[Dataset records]
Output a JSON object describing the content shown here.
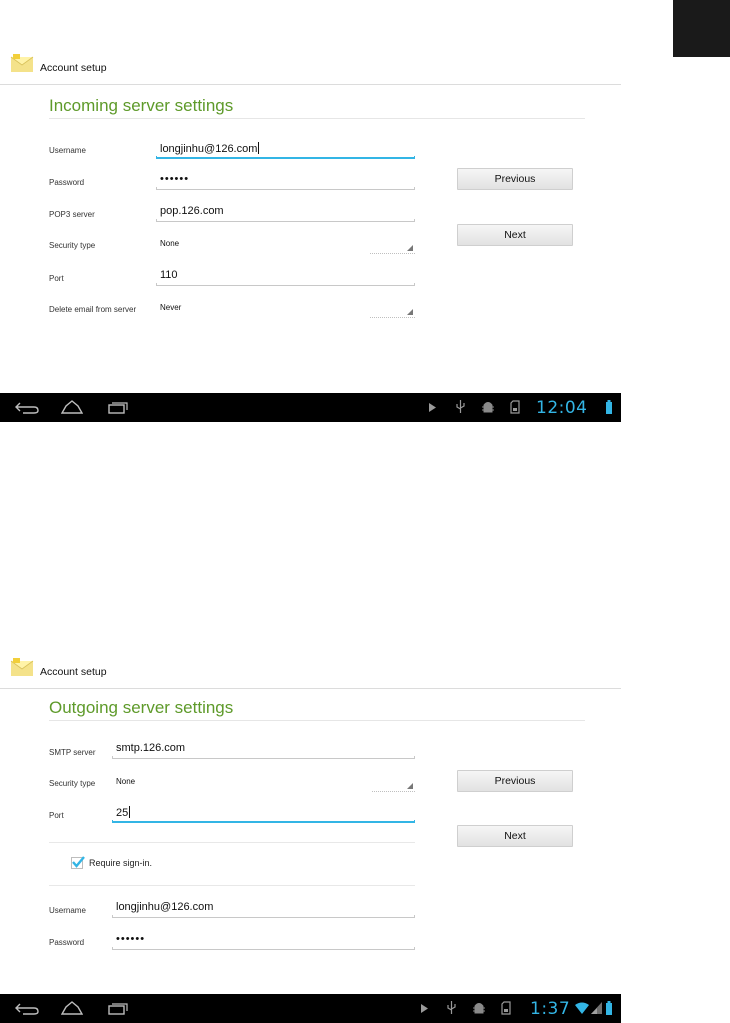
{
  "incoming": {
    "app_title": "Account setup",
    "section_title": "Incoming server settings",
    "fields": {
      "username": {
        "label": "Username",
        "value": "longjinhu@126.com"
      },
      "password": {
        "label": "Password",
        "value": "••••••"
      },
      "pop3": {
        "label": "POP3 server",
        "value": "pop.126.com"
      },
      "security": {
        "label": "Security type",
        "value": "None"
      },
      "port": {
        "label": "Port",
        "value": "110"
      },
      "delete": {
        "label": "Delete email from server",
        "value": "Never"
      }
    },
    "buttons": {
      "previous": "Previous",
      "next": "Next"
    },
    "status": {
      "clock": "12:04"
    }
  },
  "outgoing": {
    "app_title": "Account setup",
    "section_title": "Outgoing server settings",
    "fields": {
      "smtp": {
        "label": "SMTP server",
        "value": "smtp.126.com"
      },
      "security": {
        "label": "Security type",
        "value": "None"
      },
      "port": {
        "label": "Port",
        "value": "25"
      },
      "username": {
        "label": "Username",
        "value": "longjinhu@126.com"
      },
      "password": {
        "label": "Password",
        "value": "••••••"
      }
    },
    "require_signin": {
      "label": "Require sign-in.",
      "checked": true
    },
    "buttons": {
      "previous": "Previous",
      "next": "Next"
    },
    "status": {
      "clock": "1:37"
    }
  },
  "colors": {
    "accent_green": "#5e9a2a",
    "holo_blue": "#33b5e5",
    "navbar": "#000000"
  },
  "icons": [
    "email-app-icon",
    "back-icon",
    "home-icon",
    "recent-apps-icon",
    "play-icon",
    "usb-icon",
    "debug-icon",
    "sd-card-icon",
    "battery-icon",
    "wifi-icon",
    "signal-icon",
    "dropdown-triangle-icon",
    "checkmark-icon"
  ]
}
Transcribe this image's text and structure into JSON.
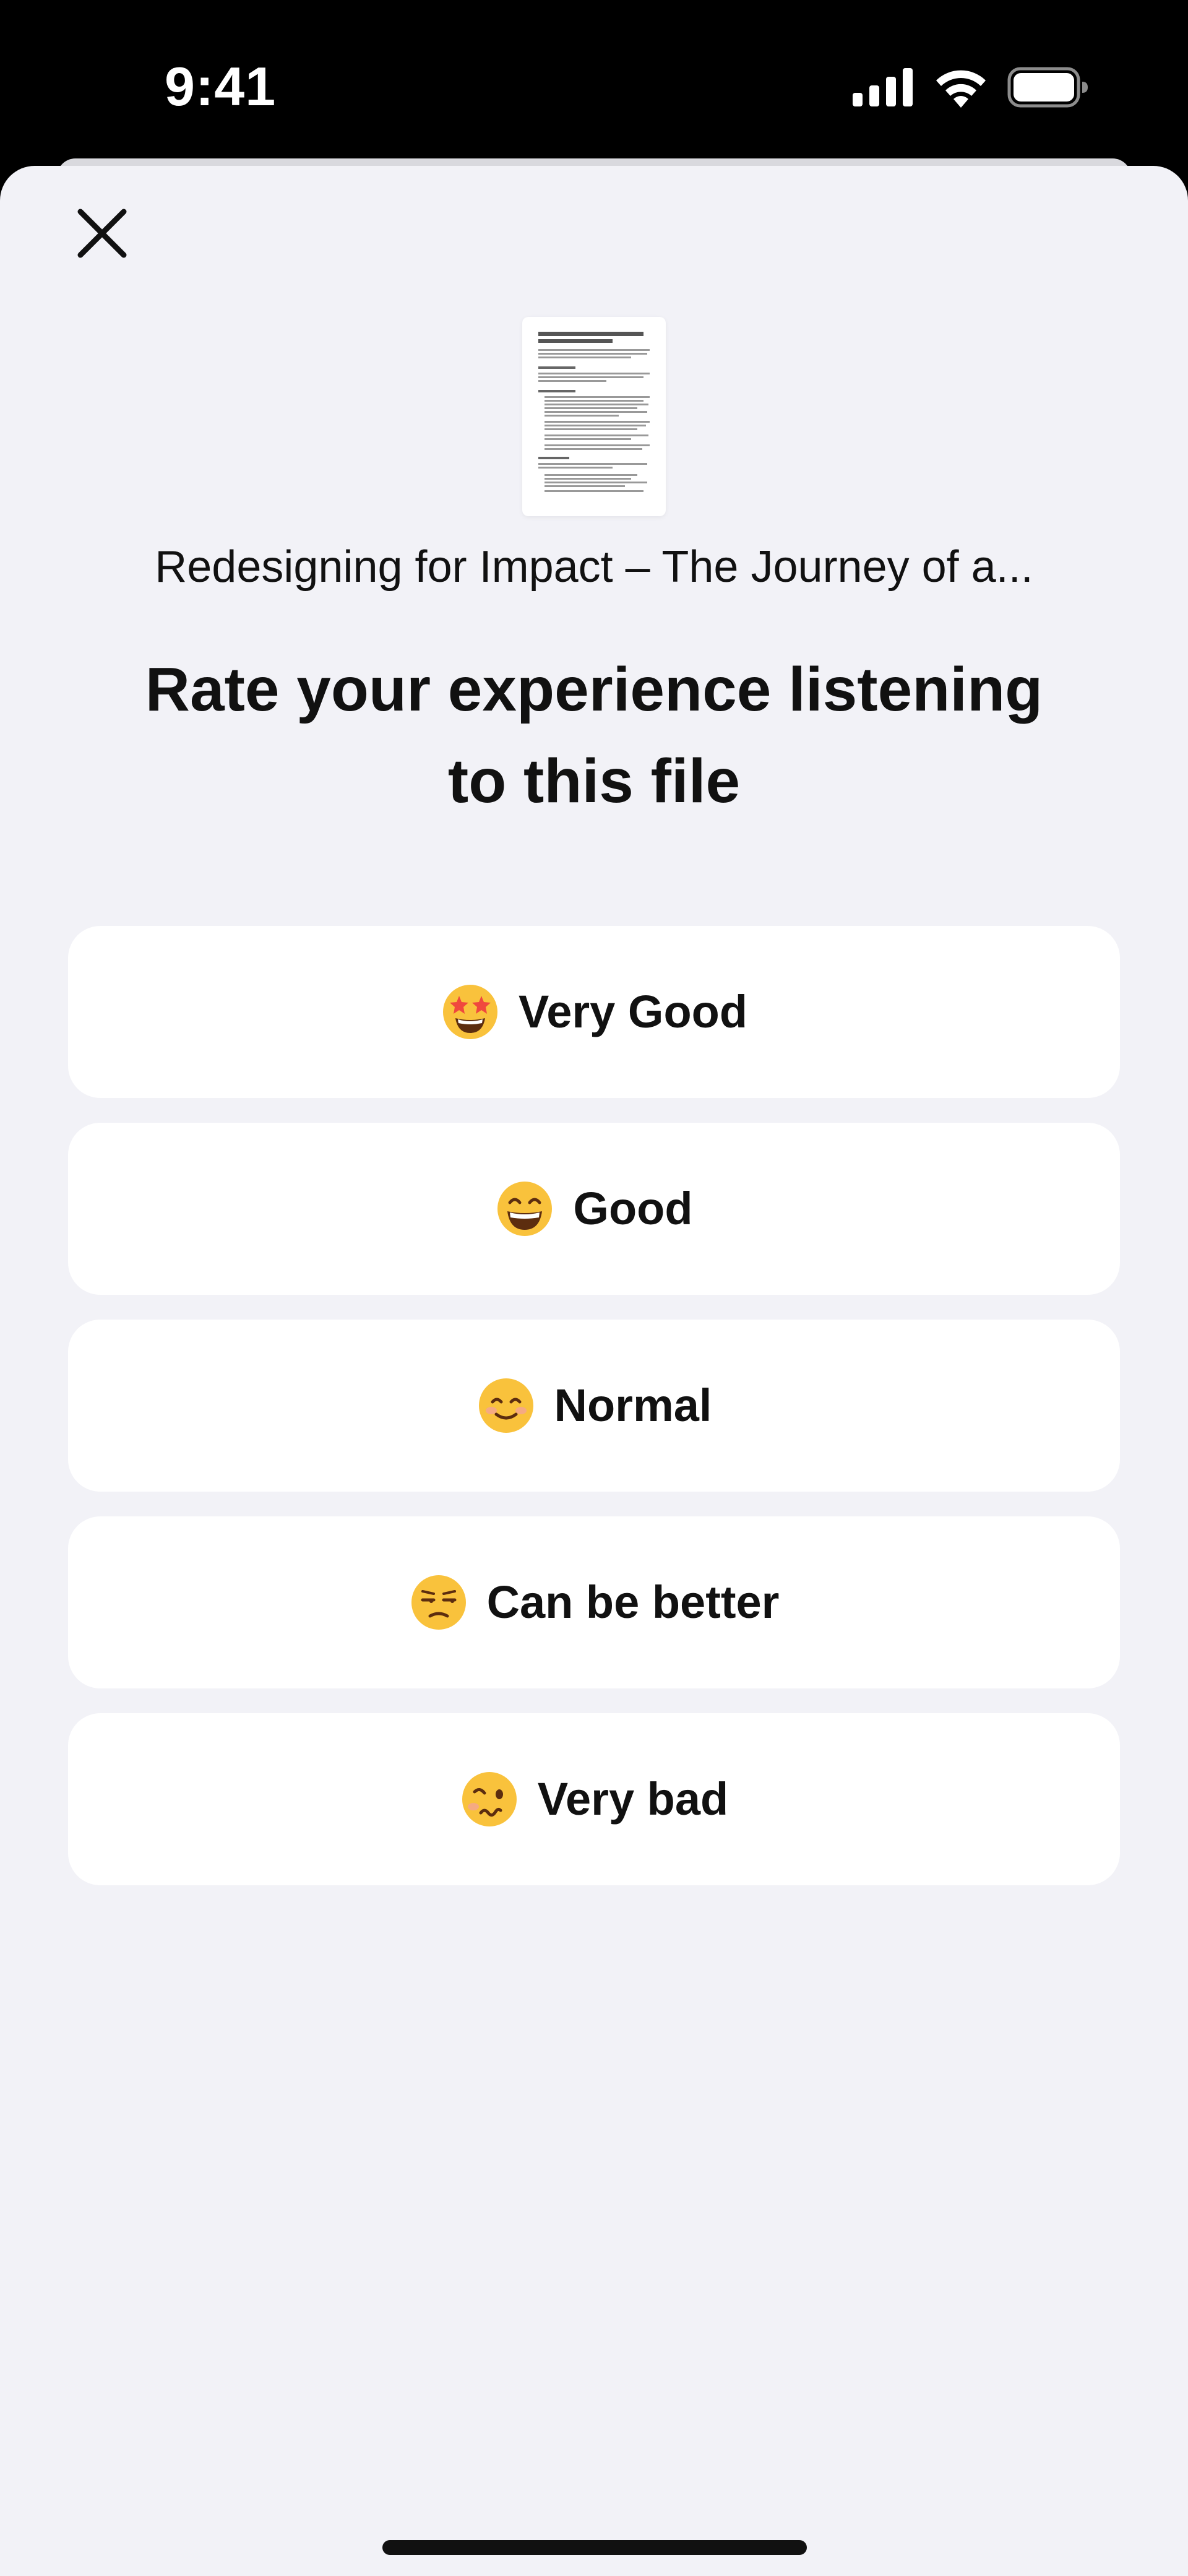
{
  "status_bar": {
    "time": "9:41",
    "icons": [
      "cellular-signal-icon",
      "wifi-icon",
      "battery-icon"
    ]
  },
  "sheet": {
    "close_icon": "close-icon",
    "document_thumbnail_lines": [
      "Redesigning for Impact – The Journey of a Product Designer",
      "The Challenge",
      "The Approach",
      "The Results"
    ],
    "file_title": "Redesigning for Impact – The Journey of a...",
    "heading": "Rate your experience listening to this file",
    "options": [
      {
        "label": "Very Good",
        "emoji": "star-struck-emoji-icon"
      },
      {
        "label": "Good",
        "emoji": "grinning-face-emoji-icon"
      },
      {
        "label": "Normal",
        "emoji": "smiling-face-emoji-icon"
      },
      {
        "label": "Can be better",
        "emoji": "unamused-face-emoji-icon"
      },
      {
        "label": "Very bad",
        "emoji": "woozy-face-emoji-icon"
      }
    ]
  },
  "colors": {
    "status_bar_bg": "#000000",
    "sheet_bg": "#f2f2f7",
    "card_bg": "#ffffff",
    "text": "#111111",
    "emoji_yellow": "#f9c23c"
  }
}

---

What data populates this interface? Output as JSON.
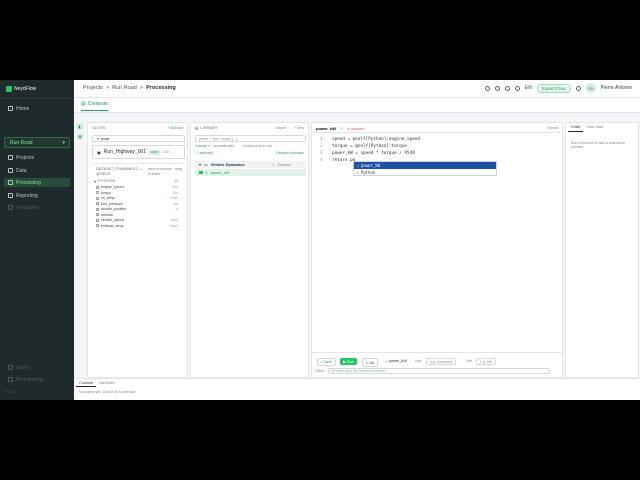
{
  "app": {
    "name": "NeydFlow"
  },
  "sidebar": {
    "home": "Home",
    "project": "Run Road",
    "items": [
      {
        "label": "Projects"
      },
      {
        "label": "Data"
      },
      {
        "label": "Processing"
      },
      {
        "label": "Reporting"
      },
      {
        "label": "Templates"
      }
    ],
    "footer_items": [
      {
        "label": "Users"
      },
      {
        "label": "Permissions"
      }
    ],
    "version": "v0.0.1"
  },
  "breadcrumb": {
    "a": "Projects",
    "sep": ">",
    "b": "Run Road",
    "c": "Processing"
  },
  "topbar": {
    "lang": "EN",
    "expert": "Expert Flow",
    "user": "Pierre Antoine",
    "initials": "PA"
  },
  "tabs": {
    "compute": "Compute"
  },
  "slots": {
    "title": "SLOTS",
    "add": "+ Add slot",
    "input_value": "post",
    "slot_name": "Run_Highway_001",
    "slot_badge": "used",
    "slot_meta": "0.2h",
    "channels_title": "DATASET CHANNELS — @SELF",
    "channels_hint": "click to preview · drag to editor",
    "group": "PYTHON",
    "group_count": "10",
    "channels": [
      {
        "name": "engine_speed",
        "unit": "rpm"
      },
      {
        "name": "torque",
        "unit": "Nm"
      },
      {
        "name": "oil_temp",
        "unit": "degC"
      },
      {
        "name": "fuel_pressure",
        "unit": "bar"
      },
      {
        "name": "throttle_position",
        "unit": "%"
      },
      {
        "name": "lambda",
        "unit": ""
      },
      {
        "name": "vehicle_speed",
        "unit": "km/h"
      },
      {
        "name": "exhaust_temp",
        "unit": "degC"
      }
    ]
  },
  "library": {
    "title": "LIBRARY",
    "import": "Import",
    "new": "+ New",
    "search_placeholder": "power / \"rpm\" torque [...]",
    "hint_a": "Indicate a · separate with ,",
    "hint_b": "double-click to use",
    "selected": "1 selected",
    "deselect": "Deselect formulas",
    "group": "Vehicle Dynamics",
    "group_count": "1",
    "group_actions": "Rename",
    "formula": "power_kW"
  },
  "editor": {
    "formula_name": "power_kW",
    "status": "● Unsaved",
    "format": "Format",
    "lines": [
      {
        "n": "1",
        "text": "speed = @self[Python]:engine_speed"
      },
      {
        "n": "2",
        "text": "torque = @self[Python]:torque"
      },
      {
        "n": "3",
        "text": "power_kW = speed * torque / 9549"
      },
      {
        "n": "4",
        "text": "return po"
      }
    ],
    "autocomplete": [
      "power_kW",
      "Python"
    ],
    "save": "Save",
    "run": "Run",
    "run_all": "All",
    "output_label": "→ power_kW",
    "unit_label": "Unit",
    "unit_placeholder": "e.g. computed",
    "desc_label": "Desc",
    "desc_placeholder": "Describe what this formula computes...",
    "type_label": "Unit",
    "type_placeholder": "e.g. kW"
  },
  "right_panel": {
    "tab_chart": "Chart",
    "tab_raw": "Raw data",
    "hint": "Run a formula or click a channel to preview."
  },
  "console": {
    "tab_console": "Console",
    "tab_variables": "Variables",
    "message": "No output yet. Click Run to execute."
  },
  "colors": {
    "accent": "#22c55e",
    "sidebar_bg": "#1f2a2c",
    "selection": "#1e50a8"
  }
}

▶ What this task involves: How many lines in the records above contain the word "Redesigning"? Reply with the number alone.

▶ Result for this task: 2